Items listed in a dataset:
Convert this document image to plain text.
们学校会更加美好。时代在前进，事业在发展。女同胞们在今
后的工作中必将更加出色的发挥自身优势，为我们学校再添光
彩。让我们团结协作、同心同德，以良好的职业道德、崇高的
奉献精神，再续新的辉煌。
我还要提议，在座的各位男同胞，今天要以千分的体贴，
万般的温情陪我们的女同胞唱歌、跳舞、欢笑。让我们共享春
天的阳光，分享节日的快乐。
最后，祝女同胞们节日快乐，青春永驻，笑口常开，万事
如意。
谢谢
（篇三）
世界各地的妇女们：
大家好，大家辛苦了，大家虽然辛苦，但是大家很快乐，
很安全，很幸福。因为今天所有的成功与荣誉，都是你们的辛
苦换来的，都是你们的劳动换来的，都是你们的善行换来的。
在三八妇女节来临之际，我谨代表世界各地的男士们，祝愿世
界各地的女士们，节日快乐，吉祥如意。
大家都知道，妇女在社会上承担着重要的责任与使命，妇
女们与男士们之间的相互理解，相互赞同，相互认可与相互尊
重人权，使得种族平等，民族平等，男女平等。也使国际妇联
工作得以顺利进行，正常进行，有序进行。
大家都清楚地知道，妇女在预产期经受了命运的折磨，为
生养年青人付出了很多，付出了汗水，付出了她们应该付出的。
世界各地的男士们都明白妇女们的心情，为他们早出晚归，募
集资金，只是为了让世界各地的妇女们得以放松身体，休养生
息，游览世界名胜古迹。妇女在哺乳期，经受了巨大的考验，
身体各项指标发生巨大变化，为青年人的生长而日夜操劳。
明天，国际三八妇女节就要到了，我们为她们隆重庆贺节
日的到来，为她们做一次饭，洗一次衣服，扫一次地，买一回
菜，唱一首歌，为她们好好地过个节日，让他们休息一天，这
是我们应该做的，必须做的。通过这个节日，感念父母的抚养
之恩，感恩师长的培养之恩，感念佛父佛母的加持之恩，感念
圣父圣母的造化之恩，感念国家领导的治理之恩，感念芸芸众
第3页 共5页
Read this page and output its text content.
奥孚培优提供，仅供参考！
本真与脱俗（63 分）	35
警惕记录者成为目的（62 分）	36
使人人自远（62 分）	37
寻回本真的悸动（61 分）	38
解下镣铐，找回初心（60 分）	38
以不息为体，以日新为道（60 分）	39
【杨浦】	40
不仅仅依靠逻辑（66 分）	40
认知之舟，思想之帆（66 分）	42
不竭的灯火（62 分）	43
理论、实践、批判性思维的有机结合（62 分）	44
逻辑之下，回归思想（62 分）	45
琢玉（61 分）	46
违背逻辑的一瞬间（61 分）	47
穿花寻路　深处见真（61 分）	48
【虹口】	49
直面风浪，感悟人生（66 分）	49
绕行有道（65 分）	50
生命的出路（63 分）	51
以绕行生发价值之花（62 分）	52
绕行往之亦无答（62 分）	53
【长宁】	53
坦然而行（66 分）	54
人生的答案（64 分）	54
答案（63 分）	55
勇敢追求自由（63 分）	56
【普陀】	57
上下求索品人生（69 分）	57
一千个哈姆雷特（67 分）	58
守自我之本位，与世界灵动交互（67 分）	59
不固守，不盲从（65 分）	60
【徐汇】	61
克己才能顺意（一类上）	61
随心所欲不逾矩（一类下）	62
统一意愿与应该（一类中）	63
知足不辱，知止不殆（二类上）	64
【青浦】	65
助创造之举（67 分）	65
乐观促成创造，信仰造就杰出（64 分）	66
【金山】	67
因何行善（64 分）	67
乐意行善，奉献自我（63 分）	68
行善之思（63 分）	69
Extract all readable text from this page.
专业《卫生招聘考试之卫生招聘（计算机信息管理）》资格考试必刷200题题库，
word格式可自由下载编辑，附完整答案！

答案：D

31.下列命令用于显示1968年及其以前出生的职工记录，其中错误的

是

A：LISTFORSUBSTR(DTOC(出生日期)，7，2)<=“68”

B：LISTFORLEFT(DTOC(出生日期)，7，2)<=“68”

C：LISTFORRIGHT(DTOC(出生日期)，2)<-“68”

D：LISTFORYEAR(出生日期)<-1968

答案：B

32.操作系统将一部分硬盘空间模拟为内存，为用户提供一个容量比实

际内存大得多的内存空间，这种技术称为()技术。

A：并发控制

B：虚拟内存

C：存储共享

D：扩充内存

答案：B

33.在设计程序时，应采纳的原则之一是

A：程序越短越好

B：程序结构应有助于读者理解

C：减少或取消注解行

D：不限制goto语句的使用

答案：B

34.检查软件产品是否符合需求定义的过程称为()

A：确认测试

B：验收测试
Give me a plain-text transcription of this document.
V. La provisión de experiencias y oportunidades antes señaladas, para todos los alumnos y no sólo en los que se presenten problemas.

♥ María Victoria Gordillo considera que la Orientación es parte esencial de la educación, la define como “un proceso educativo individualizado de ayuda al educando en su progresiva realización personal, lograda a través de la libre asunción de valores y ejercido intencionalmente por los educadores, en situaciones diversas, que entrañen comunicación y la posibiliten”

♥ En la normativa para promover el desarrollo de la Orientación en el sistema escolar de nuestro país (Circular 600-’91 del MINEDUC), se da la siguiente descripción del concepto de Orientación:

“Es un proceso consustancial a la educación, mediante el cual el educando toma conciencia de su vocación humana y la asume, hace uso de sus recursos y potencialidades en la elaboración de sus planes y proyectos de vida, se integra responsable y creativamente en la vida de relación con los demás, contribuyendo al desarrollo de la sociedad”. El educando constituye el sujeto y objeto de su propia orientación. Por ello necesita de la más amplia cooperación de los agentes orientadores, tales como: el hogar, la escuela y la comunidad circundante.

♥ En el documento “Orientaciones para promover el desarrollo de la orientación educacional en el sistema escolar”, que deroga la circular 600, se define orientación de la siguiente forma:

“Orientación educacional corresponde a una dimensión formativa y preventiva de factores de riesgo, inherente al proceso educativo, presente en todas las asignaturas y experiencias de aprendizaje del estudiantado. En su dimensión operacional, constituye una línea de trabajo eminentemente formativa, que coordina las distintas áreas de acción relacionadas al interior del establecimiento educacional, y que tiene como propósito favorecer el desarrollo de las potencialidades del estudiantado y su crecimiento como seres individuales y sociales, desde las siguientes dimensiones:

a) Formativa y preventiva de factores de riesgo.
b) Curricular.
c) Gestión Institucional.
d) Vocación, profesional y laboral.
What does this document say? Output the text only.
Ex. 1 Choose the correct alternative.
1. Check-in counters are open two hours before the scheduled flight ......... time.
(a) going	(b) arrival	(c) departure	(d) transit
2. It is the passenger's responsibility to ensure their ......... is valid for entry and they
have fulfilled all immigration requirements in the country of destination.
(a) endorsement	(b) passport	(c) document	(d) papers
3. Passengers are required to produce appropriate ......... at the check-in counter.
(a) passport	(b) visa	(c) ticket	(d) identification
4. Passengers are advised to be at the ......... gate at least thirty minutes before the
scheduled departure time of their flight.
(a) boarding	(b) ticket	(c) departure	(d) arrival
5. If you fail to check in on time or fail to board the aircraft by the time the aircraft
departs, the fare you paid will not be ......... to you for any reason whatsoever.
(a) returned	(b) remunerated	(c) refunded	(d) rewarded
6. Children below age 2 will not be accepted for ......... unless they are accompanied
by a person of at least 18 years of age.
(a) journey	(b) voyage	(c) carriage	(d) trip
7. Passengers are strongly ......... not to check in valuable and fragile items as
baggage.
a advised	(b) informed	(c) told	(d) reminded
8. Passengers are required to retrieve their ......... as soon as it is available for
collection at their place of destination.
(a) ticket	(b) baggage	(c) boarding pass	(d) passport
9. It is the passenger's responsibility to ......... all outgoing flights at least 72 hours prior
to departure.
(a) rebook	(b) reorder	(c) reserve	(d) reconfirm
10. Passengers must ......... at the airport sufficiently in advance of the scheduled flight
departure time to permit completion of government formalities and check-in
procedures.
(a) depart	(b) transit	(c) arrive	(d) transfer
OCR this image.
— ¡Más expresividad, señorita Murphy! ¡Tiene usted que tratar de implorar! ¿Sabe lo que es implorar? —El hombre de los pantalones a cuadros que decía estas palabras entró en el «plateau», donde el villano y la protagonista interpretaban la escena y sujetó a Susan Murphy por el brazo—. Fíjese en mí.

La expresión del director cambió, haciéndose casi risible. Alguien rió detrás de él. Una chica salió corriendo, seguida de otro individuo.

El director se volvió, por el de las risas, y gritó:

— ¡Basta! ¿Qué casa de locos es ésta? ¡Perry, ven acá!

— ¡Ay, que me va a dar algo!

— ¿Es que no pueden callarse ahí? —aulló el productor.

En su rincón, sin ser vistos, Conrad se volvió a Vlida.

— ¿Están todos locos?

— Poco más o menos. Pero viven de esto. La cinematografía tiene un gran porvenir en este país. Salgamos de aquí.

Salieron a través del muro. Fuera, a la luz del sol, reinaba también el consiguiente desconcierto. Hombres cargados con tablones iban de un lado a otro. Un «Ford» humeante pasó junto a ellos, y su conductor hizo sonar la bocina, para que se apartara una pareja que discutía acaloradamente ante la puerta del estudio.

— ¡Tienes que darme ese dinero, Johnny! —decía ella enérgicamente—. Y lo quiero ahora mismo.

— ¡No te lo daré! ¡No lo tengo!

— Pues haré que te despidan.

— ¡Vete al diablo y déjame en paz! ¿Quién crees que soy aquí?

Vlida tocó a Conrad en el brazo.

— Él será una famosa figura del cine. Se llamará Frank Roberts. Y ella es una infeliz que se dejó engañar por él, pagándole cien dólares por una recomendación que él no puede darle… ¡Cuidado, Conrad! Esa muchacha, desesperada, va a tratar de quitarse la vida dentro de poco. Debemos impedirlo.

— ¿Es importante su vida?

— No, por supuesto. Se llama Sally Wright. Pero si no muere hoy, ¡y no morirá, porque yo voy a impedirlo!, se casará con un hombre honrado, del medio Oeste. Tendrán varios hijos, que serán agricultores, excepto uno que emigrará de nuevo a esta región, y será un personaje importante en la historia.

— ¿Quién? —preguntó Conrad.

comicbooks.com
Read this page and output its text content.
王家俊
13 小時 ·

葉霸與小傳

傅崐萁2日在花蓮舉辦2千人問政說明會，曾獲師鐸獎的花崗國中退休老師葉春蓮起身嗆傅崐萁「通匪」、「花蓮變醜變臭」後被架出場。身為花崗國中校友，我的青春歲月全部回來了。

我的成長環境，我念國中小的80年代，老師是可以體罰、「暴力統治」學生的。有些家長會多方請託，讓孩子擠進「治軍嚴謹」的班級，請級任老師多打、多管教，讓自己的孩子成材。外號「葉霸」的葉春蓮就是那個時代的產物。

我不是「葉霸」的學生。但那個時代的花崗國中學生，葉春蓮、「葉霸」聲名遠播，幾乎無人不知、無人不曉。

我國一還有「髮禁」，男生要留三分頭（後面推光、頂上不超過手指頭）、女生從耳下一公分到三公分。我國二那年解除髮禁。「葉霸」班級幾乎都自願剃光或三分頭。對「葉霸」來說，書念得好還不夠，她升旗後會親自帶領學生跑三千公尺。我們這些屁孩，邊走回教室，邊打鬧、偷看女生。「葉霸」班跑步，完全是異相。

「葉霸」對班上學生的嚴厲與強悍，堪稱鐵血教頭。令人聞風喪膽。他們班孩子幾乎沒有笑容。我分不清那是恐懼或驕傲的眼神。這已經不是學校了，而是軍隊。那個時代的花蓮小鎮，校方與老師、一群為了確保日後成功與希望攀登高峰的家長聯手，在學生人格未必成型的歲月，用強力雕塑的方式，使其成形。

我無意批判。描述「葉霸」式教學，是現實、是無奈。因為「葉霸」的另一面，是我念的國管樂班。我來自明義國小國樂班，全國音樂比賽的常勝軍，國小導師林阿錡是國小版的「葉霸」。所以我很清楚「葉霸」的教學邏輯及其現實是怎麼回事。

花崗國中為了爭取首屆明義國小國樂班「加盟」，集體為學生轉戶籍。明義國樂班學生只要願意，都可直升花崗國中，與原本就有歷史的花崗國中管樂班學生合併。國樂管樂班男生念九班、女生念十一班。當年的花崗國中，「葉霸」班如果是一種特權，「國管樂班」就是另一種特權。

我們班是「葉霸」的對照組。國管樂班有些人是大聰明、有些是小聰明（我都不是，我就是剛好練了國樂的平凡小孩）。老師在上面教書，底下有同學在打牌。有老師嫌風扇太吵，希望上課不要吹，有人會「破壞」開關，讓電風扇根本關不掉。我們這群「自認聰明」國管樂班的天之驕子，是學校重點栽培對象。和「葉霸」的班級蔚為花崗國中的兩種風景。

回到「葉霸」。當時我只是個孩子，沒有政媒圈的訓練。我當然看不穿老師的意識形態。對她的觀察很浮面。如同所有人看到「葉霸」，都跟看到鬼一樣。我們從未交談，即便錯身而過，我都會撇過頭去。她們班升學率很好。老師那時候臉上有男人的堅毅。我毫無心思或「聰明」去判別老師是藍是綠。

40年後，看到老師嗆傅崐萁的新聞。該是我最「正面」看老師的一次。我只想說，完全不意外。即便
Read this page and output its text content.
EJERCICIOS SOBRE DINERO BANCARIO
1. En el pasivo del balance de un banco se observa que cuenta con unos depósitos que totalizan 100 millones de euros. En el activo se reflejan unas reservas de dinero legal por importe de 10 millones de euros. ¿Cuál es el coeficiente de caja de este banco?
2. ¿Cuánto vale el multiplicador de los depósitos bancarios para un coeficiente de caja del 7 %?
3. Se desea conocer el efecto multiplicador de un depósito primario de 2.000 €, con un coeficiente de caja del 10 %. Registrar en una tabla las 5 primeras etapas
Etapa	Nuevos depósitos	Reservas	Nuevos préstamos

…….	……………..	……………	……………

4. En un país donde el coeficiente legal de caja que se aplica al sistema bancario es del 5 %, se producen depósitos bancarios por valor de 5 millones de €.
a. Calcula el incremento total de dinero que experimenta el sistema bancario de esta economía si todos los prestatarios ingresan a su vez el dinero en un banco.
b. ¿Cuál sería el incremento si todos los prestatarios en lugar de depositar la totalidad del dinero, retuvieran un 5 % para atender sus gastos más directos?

● What to work on:
Find the lines containing "image" and list every one of them.

● Solution:
Convert this document image to plain text.
OCR this image.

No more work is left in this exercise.